INPUT FOR THIS TASK:

— BEGIN —

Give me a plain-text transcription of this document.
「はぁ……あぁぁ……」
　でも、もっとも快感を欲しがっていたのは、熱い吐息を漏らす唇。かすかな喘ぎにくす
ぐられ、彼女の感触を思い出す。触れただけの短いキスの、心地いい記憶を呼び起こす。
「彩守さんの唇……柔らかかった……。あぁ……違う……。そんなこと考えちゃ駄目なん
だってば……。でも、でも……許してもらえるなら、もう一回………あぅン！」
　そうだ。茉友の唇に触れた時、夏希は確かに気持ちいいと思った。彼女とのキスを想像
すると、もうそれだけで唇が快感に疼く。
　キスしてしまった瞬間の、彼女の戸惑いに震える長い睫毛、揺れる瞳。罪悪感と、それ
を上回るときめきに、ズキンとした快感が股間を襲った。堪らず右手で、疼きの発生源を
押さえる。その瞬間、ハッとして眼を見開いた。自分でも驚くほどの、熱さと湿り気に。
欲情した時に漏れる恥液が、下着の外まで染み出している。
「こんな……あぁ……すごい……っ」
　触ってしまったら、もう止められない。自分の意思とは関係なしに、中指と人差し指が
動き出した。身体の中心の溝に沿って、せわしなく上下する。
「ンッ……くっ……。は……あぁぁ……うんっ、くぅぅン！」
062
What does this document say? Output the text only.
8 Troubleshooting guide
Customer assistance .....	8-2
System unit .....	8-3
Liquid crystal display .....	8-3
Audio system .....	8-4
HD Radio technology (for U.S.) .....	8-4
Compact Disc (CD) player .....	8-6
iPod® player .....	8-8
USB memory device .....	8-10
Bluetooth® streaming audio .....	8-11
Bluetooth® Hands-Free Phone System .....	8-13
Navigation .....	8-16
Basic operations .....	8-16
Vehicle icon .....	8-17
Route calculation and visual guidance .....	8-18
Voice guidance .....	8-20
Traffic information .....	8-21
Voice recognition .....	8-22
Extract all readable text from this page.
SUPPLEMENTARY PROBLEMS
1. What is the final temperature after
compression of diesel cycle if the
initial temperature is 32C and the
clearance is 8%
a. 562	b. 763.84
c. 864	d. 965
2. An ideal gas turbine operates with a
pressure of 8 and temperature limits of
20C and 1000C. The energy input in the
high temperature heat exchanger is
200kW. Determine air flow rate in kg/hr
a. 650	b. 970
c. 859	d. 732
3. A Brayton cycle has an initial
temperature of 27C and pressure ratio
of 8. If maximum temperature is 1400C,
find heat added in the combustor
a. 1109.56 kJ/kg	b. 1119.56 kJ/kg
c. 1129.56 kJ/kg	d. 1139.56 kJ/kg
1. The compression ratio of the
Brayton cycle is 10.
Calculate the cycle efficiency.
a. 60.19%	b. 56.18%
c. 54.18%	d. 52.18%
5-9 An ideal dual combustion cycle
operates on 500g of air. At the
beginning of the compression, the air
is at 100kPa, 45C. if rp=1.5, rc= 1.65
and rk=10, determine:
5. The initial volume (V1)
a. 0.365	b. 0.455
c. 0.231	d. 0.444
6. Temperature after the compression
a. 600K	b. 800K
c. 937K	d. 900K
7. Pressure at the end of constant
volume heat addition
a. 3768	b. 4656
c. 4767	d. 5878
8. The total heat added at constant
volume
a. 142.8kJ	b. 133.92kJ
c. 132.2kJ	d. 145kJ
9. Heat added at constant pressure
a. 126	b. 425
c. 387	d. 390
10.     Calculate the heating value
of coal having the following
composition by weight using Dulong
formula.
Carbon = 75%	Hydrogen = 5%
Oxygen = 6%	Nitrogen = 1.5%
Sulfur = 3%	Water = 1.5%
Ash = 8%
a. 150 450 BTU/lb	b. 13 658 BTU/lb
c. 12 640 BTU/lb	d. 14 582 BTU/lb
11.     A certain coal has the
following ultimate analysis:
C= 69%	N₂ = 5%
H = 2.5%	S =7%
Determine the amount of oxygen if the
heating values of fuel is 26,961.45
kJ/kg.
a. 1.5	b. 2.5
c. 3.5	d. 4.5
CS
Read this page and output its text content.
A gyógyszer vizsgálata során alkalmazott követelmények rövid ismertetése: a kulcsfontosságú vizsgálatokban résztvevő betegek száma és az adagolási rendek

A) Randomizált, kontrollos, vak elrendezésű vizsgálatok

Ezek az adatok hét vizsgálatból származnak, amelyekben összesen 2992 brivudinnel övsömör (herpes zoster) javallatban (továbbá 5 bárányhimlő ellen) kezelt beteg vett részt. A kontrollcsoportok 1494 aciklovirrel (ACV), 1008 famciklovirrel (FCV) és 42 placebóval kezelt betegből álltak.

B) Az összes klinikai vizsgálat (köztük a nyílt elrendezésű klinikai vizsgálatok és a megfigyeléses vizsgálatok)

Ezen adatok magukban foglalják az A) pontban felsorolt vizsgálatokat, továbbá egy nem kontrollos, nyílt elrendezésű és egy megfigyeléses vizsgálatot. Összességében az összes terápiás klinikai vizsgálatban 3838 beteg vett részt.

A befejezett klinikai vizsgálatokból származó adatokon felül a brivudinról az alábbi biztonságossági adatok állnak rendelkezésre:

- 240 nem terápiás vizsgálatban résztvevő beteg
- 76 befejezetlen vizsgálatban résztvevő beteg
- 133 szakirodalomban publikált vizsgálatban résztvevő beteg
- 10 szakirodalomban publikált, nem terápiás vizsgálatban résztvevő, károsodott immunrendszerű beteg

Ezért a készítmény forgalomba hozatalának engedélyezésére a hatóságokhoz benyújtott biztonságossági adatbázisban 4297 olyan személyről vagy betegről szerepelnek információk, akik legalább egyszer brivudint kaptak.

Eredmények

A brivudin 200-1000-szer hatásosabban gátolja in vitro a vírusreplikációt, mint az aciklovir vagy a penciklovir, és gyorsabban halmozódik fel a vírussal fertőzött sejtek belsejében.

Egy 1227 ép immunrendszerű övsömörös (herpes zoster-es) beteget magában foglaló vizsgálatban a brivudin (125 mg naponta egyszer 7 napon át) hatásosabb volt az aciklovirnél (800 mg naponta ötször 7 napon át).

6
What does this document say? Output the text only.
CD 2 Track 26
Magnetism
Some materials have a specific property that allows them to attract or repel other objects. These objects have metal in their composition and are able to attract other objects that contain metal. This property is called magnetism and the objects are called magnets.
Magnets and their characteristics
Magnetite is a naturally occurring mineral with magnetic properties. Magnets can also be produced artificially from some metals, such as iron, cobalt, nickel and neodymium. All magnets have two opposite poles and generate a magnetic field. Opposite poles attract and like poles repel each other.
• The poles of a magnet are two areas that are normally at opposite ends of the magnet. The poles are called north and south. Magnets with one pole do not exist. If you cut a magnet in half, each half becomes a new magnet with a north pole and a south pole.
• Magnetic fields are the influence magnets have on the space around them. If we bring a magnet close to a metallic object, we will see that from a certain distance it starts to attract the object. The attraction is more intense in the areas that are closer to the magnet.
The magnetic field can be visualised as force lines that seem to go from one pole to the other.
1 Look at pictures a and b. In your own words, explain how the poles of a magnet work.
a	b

— END —

WORK TO BE COMPLETED:
Pick out each line containing "heating" and report it.

RESULT OF THE TASK:
10.     Calculate the heating value
heating values of fuel is 26,961.45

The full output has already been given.